What is asked
Copy the records below exactly as they appear.
# START OF Stored records
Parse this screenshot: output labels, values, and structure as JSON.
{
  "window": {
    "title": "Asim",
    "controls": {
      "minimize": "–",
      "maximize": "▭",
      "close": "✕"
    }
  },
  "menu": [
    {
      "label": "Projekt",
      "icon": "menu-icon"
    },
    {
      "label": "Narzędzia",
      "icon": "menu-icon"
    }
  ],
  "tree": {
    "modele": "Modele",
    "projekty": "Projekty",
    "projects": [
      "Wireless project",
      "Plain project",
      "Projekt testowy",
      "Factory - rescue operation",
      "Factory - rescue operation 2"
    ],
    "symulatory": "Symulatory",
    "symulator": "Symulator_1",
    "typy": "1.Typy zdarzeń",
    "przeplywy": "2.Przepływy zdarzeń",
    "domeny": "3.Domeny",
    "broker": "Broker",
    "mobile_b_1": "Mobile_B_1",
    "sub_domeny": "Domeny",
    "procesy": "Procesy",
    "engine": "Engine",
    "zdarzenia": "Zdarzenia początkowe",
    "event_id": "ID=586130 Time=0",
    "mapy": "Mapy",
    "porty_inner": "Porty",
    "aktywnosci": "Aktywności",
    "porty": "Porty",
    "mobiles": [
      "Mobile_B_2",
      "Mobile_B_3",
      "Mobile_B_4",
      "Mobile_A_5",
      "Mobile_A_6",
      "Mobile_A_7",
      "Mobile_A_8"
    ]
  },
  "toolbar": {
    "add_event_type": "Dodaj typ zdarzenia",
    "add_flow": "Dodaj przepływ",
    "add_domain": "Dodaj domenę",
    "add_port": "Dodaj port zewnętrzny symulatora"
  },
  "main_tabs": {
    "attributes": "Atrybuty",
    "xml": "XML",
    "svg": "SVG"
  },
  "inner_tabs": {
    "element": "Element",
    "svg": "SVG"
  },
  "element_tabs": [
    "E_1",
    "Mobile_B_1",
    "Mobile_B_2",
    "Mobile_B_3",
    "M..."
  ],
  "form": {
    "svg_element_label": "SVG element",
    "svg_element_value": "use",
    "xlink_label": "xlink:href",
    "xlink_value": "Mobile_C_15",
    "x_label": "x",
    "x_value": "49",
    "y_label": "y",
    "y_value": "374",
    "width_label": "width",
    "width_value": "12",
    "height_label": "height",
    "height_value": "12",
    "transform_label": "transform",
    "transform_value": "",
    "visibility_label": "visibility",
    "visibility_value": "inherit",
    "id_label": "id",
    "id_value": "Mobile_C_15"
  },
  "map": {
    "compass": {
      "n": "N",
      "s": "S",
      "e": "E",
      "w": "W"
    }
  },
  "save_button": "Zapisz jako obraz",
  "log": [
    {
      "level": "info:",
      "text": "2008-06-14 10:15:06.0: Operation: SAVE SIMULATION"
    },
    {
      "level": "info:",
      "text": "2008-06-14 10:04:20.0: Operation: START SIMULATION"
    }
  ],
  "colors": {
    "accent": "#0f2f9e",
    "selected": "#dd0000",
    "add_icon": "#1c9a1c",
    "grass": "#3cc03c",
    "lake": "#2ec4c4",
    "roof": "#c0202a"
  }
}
# END OF Stored records
Answer below
Parse this screenshot: output labels, values, and structure as JSON.
{
  "window": {
    "title": "Asim",
    "controls": {
      "minimize": "–",
      "maximize": "▭",
      "close": "✕"
    }
  },
  "menu": [
    {
      "label": "Projekt",
      "icon": "menu-icon"
    },
    {
      "label": "Narzędzia",
      "icon": "menu-icon"
    }
  ],
  "tree": {
    "modele": "Modele",
    "projekty": "Projekty",
    "projects": [
      "Wireless project",
      "Plain project",
      "Projekt testowy",
      "Factory - rescue operation",
      "Factory - rescue operation 2"
    ],
    "symulatory": "Symulatory",
    "symulator": "Symulator_1",
    "typy": "1.Typy zdarzeń",
    "przeplywy": "2.Przepływy zdarzeń",
    "domeny": "3.Domeny",
    "broker": "Broker",
    "mobile_b_1": "Mobile_B_1",
    "sub_domeny": "Domeny",
    "procesy": "Procesy",
    "engine": "Engine",
    "zdarzenia": "Zdarzenia początkowe",
    "event_id": "ID=586130 Time=0",
    "mapy": "Mapy",
    "porty_inner": "Porty",
    "aktywnosci": "Aktywności",
    "porty": "Porty",
    "mobiles": [
      "Mobile_B_2",
      "Mobile_B_3",
      "Mobile_B_4",
      "Mobile_A_5",
      "Mobile_A_6",
      "Mobile_A_7",
      "Mobile_A_8"
    ]
  },
  "toolbar": {
    "add_event_type": "Dodaj typ zdarzenia",
    "add_flow": "Dodaj przepływ",
    "add_domain": "Dodaj domenę",
    "add_port": "Dodaj port zewnętrzny symulatora"
  },
  "main_tabs": {
    "attributes": "Atrybuty",
    "xml": "XML",
    "svg": "SVG"
  },
  "inner_tabs": {
    "element": "Element",
    "svg": "SVG"
  },
  "element_tabs": [
    "E_1",
    "Mobile_B_1",
    "Mobile_B_2",
    "Mobile_B_3",
    "M..."
  ],
  "form": {
    "svg_element_label": "SVG element",
    "svg_element_value": "use",
    "xlink_label": "xlink:href",
    "xlink_value": "Mobile_C_15",
    "x_label": "x",
    "x_value": "49",
    "y_label": "y",
    "y_value": "374",
    "width_label": "width",
    "width_value": "12",
    "height_label": "height",
    "height_value": "12",
    "transform_label": "transform",
    "transform_value": "",
    "visibility_label": "visibility",
    "visibility_value": "inherit",
    "id_label": "id",
    "id_value": "Mobile_C_15"
  },
  "map": {
    "compass": {
      "n": "N",
      "s": "S",
      "e": "E",
      "w": "W"
    }
  },
  "save_button": "Zapisz jako obraz",
  "log": [
    {
      "level": "info:",
      "text": "2008-06-14 10:15:06.0: Operation: SAVE SIMULATION"
    },
    {
      "level": "info:",
      "text": "2008-06-14 10:04:20.0: Operation: START SIMULATION"
    }
  ],
  "colors": {
    "accent": "#0f2f9e",
    "selected": "#dd0000",
    "add_icon": "#1c9a1c",
    "grass": "#3cc03c",
    "lake": "#2ec4c4",
    "roof": "#c0202a"
  }
}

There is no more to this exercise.